● WHAT YOU HAVE TO DO
Identify, in the records below, every line where the string "Color" appears, and copy each such line.
***** ENTRIES SUPPLIED
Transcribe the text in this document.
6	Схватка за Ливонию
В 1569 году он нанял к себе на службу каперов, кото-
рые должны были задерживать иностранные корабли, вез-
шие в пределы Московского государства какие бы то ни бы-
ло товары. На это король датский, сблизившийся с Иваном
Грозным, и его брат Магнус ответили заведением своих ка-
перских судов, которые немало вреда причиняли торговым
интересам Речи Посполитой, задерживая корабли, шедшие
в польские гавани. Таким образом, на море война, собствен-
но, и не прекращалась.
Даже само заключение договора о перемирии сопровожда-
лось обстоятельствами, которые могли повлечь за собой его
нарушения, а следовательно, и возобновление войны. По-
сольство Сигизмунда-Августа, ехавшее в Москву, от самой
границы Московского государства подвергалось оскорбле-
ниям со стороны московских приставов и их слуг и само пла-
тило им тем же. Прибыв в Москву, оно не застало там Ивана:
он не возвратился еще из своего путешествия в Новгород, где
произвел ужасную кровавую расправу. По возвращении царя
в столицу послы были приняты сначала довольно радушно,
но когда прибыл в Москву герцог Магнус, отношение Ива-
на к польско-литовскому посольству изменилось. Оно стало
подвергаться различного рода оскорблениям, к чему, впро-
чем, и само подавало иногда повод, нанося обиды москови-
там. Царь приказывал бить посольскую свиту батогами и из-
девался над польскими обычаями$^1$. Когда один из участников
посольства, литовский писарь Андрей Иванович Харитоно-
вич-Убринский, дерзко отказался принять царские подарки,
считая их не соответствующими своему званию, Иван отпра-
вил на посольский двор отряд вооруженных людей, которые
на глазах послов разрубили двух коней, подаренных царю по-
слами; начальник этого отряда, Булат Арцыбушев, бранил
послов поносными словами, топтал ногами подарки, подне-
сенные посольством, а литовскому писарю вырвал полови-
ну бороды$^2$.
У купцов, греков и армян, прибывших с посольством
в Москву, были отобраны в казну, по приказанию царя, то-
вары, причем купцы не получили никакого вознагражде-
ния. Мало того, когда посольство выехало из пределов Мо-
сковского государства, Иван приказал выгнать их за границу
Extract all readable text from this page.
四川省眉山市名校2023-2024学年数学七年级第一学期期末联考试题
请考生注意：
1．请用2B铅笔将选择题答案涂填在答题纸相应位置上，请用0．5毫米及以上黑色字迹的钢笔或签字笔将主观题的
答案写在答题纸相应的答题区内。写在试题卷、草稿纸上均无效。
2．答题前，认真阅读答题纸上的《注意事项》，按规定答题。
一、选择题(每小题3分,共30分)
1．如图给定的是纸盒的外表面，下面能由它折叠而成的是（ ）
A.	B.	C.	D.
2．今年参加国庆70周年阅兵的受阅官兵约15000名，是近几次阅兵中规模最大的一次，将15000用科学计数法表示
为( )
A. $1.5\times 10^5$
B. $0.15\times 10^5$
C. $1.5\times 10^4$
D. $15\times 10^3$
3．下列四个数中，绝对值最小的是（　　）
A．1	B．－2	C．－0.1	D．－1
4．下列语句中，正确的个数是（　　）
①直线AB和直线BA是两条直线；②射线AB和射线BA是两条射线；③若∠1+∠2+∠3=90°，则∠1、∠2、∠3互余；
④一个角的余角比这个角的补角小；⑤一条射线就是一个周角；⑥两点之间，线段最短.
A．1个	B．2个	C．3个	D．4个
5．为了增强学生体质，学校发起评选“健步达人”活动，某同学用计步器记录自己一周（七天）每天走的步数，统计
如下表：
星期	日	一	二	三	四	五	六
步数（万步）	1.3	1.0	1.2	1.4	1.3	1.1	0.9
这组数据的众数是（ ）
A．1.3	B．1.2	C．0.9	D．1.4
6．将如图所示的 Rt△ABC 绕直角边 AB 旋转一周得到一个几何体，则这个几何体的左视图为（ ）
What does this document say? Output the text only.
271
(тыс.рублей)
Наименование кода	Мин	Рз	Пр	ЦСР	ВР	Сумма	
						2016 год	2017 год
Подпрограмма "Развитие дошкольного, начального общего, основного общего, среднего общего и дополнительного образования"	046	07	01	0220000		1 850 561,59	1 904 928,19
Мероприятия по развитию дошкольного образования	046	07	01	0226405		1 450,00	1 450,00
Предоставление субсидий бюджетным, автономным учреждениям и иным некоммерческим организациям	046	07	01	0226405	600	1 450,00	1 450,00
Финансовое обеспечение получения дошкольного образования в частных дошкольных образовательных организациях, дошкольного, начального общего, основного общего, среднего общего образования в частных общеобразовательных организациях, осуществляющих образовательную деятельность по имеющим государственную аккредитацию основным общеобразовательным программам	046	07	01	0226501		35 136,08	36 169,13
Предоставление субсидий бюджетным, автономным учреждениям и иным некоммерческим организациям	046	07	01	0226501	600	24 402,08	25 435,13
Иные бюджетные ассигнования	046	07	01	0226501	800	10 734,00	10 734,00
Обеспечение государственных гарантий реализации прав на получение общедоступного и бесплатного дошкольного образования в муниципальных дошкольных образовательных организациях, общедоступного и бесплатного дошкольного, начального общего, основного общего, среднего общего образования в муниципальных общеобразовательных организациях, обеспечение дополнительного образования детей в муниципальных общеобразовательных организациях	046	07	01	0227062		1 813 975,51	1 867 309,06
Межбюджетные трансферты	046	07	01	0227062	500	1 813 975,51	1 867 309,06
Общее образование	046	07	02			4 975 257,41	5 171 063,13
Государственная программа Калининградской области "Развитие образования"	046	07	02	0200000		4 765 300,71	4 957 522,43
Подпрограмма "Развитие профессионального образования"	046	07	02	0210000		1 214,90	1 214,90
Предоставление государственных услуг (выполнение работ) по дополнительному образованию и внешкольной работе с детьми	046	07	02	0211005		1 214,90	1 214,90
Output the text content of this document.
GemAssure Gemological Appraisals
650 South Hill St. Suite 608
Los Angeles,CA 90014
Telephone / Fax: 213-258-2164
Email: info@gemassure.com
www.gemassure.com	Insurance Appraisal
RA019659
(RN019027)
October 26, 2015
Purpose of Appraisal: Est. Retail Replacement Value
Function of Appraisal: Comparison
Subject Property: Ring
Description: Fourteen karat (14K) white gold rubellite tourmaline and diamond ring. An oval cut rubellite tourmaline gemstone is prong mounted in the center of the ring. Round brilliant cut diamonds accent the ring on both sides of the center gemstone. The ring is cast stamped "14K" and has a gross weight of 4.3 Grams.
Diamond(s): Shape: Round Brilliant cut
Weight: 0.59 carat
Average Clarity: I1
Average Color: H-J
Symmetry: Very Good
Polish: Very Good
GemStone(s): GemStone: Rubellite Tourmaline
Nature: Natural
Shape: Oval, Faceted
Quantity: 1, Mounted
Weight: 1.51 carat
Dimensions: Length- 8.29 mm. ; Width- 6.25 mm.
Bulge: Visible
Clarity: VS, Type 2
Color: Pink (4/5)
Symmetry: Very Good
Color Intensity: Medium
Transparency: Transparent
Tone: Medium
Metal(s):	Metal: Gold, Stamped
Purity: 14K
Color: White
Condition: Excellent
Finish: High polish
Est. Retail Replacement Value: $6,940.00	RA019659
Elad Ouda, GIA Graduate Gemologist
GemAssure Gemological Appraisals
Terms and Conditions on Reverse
**********
● WRITTEN ANSWER
Average Color: H-J
Color: Pink (4/5)
Color Intensity: Medium
Color: White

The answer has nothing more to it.